Dataset items
-*-

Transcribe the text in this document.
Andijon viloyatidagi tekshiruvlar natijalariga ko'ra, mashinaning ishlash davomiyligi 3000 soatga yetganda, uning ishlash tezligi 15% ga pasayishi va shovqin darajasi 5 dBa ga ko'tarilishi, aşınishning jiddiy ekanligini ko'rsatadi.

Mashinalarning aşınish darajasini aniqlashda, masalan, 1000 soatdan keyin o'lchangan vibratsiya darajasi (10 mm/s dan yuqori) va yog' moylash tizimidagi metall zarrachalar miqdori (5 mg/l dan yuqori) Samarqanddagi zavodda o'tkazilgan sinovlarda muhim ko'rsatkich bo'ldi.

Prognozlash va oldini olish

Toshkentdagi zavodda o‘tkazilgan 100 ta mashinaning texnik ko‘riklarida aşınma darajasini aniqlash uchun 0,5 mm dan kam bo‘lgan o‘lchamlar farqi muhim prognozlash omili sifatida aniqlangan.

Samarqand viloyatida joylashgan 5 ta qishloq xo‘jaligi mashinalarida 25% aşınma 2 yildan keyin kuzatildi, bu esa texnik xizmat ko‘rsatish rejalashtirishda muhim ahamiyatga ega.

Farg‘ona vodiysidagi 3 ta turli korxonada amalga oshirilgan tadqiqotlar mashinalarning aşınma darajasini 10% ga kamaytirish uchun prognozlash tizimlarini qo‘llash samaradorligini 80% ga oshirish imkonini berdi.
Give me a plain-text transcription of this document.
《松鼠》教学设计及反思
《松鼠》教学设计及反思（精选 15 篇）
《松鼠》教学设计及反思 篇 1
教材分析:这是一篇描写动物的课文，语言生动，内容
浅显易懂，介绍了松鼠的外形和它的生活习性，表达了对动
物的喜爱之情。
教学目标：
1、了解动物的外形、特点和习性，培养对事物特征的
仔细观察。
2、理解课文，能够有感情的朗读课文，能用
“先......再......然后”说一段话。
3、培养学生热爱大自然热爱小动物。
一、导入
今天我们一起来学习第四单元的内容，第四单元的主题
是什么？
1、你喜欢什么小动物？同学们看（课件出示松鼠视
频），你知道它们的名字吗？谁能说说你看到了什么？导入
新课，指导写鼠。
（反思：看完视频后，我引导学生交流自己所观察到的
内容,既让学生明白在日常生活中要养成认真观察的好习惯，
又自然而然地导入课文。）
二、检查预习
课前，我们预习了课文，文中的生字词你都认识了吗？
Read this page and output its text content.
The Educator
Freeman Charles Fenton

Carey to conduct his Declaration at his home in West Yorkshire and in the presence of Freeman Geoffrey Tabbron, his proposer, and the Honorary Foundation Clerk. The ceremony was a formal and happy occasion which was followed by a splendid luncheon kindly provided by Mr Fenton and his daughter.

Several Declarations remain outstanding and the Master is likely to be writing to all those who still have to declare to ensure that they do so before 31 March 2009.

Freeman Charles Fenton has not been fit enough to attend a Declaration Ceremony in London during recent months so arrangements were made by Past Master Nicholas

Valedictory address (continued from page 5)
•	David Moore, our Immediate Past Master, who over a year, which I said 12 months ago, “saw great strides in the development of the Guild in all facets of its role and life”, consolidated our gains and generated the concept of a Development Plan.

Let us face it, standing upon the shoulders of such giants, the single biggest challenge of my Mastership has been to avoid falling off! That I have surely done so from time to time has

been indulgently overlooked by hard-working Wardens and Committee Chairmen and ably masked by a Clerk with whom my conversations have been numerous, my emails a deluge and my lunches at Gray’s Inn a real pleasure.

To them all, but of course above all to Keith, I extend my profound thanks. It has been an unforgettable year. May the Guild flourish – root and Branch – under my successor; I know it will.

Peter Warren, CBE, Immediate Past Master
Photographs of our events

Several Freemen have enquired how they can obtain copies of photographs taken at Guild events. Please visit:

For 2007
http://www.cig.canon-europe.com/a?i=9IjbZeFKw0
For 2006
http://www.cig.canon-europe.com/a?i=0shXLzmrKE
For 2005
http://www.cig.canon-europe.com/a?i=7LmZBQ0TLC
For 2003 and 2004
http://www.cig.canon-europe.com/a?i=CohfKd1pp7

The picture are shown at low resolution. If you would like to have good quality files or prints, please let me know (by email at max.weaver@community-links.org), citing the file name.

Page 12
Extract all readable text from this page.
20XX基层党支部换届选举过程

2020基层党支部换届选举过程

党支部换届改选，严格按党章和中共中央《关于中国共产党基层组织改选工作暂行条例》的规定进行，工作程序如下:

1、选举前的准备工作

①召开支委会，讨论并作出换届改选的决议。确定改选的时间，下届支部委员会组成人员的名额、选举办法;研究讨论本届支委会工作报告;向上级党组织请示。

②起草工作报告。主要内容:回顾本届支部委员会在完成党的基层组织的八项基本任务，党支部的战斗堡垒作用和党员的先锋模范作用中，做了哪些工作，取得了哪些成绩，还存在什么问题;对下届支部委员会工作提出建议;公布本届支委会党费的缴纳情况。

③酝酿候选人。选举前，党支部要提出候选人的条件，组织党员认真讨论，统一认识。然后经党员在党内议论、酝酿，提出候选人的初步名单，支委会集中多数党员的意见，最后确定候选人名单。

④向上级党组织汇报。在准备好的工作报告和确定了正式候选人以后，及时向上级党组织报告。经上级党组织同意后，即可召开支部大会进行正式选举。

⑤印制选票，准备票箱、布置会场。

-*-

Exercise goal = Only a number is wanted: how many lines of the material include the word "http".

Task result = 4